#### What to produce
Pick out every line of the entries below where "целей" occurs, and copy those lines.

## Begin Data listing

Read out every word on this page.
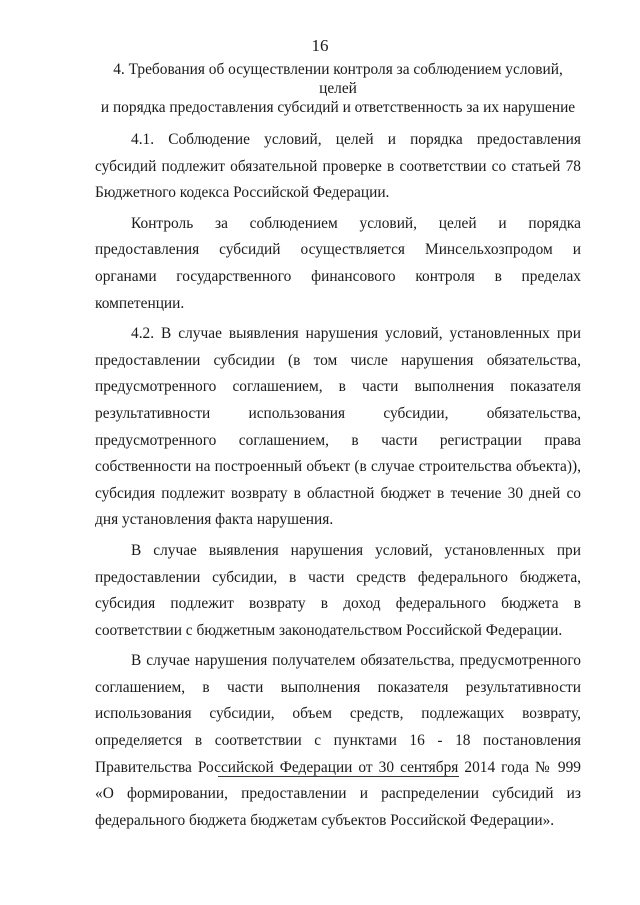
16
4. Требования об осуществлении контроля за соблюдением условий, целей
и порядка предоставления субсидий и ответственность за их нарушение

4.1. Соблюдение условий, целей и порядка предоставления субсидий подлежит обязательной проверке в соответствии со статьей 78 Бюджетного кодекса Российской Федерации.

Контроль за соблюдением условий, целей и порядка предоставления субсидий осуществляется Минсельхозпродом и органами государственного финансового контроля в пределах компетенции.

4.2. В случае выявления нарушения условий, установленных при предоставлении субсидии (в том числе нарушения обязательства, предусмотренного соглашением, в части выполнения показателя результативности использования субсидии, обязательства, предусмотренного соглашением, в части регистрации права собственности на построенный объект (в случае строительства объекта)), субсидия подлежит возврату в областной бюджет в течение 30 дней со дня установления факта нарушения.

В случае выявления нарушения условий, установленных при предоставлении субсидии, в части средств федерального бюджета, субсидия подлежит возврату в доход федерального бюджета в соответствии с бюджетным законодательством Российской Федерации.

В случае нарушения получателем обязательства, предусмотренного соглашением, в части выполнения показателя результативности использования субсидии, объем средств, подлежащих возврату, определяется в соответствии с пунктами 16 - 18 постановления Правительства Российской Федерации от 30 сентября 2014 года № 999 «О формировании, предоставлении и распределении субсидий из федерального бюджета бюджетам субъектов Российской Федерации».
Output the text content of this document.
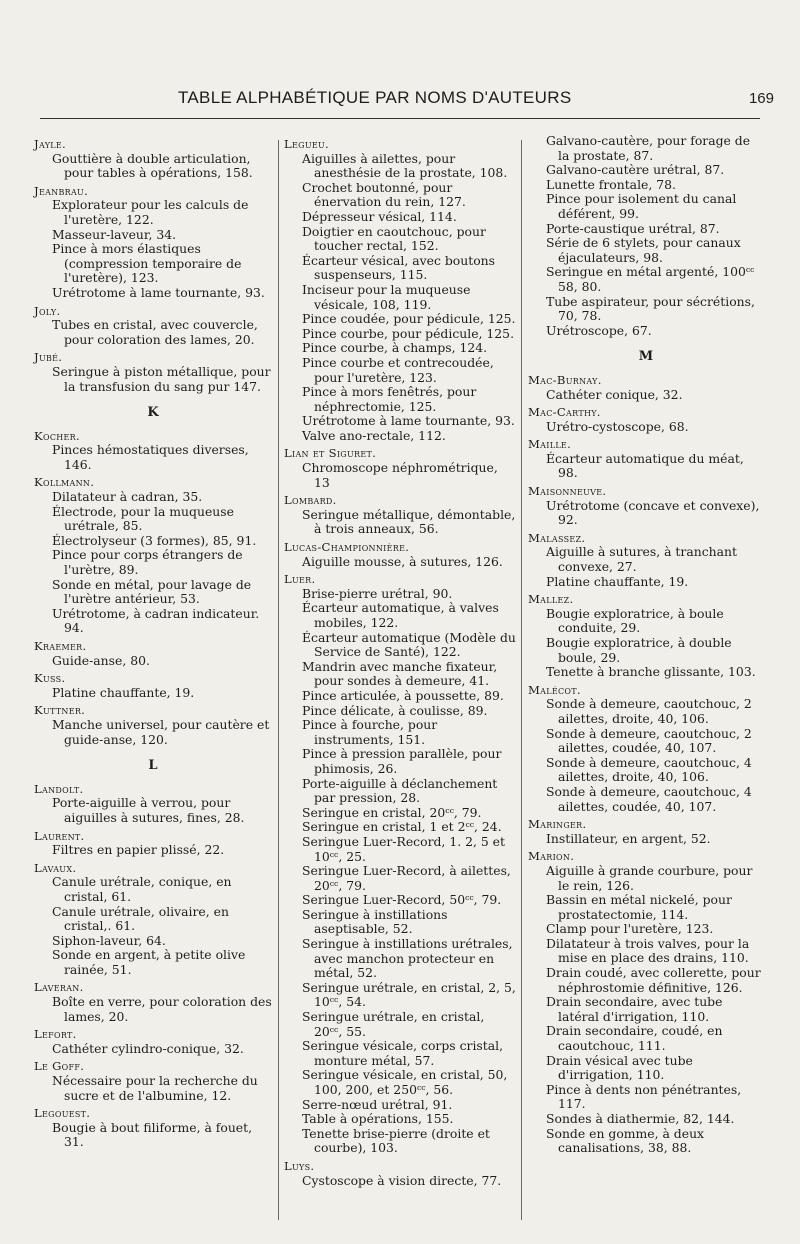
TABLE ALPHABÉTIQUE PAR NOMS D'AUTEURS	169
Jayle.
Gouttière à double articulation, pour tables à opérations, 158.
Jeanbrau.
Explorateur pour les calculs de l'uretère, 122.
Masseur-laveur, 34.
Pince à mors élastiques (compression temporaire de l'uretère), 123.
Urétrotome à lame tournante, 93.
Joly.
Tubes en cristal, avec couvercle, pour coloration des lames, 20.
Jubé.
Seringue à piston métallique, pour la transfusion du sang pur 147.
K
Kocher.
Pinces hémostatiques diverses, 146.
Kollmann.
Dilatateur à cadran, 35.
Électrode, pour la muqueuse urétrale, 85.
Électrolyseur (3 formes), 85, 91.
Pince pour corps étrangers de l'urètre, 89.
Sonde en métal, pour lavage de l'urètre antérieur, 53.
Urétrotome, à cadran indicateur. 94.
Kraemer.
Guide-anse, 80.
Kuss.
Platine chauffante, 19.
Kuttner.
Manche universel, pour cautère et guide-anse, 120.
L
Landolt.
Porte-aiguille à verrou, pour aiguilles à sutures, fines, 28.
Laurent.
Filtres en papier plissé, 22.
Lavaux.
Canule urétrale, conique, en cristal, 61.
Canule urétrale, olivaire, en cristal,. 61.
Siphon-laveur, 64.
Sonde en argent, à petite olive rainée, 51.
Laveran.
Boîte en verre, pour coloration des lames, 20.
Lefort.
Cathéter cylindro-conique, 32.
Le Goff.
Nécessaire pour la recherche du sucre et de l'albumine, 12.
Legouest.
Bougie à bout filiforme, à fouet, 31.
Legueu.
Aiguilles à ailettes, pour anesthésie de la prostate, 108.
Crochet boutonné, pour énervation du rein, 127.
Dépresseur vésical, 114.
Doigtier en caoutchouc, pour toucher rectal, 152.
Écarteur vésical, avec boutons suspenseurs, 115.
Inciseur pour la muqueuse vésicale, 108, 119.
Pince coudée, pour pédicule, 125.
Pince courbe, pour pédicule, 125.
Pince courbe, à champs, 124.
Pince courbe et contrecoudée, pour l'uretère, 123.
Pince à mors fenêtrés, pour néphrectomie, 125.
Urétrotome à lame tournante, 93.
Valve ano-rectale, 112.
Lian et Siguret.
Chromoscope néphrométrique, 13
Lombard.
Seringue métallique, démontable, à trois anneaux, 56.
Lucas-Championnière.
Aiguille mousse, à sutures, 126.
Luer.
Brise-pierre urétral, 90.
Écarteur automatique, à valves mobiles, 122.
Écarteur automatique (Modèle du Service de Santé), 122.
Mandrin avec manche fixateur, pour sondes à demeure, 41.
Pince articulée, à poussette, 89.
Pince délicate, à coulisse, 89.
Pince à fourche, pour instruments, 151.
Pince à pression parallèle, pour phimosis, 26.
Porte-aiguille à déclanchement par pression, 28.
Seringue en cristal, 20ᶜᶜ, 79.
Seringue en cristal, 1 et 2ᶜᶜ, 24.
Seringue Luer-Record, 1. 2, 5 et 10ᶜᶜ, 25.
Seringue Luer-Record, à ailettes, 20ᶜᶜ, 79.
Seringue Luer-Record, 50ᶜᶜ, 79.
Seringue à instillations aseptisable, 52.
Seringue à instillations urétrales, avec manchon protecteur en métal, 52.
Seringue urétrale, en cristal, 2, 5, 10ᶜᶜ, 54.
Seringue urétrale, en cristal, 20ᶜᶜ, 55.
Seringue vésicale, corps cristal, monture métal, 57.
Seringue vésicale, en cristal, 50, 100, 200, et 250ᶜᶜ, 56.
Serre-nœud urétral, 91.
Table à opérations, 155.
Tenette brise-pierre (droite et courbe), 103.
Luys.
Cystoscope à vision directe, 77.
Galvano-cautère, pour forage de la prostate, 87.
Galvano-cautère urétral, 87.
Lunette frontale, 78.
Pince pour isolement du canal déférent, 99.
Porte-caustique urétral, 87.
Série de 6 stylets, pour canaux éjaculateurs, 98.
Seringue en métal argenté, 100ᶜᶜ 58, 80.
Tube aspirateur, pour sécrétions, 70, 78.
Urétroscope, 67.
M
Mac-Burnay.
Cathéter conique, 32.
Mac-Carthy.
Urétro-cystoscope, 68.
Maille.
Écarteur automatique du méat, 98.
Maisonneuve.
Urétrotome (concave et convexe), 92.
Malassez.
Aiguille à sutures, à tranchant convexe, 27.
Platine chauffante, 19.
Mallez.
Bougie exploratrice, à boule conduite, 29.
Bougie exploratrice, à double boule, 29.
Tenette à branche glissante, 103.
Malécot.
Sonde à demeure, caoutchouc, 2 ailettes, droite, 40, 106.
Sonde à demeure, caoutchouc, 2 ailettes, coudée, 40, 107.
Sonde à demeure, caoutchouc, 4 ailettes, droite, 40, 106.
Sonde à demeure, caoutchouc, 4 ailettes, coudée, 40, 107.
Maringer.
Instillateur, en argent, 52.
Marion.
Aiguille à grande courbure, pour le rein, 126.
Bassin en métal nickelé, pour prostatectomie, 114.
Clamp pour l'uretère, 123.
Dilatateur à trois valves, pour la mise en place des drains, 110.
Drain coudé, avec collerette, pour néphrostomie définitive, 126.
Drain secondaire, avec tube latéral d'irrigation, 110.
Drain secondaire, coudé, en caoutchouc, 111.
Drain vésical avec tube d'irrigation, 110.
Pince à dents non pénétrantes, 117.
Sondes à diathermie, 82, 144.
Sonde en gomme, à deux canalisations, 38, 88.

## End Data listing

#### Expected answer
4. Требования об осуществлении контроля за соблюдением условий, целей
4.1. Соблюдение условий, целей и порядка предоставления субсидий подлежит обязательной проверке в соответствии со статьей 78 Бюджетного кодекса Российской Федерации.
Контроль за соблюдением условий, целей и порядка предоставления субсидий осуществляется Минсельхозпродом и органами государственного финансового контроля в пределах компетенции.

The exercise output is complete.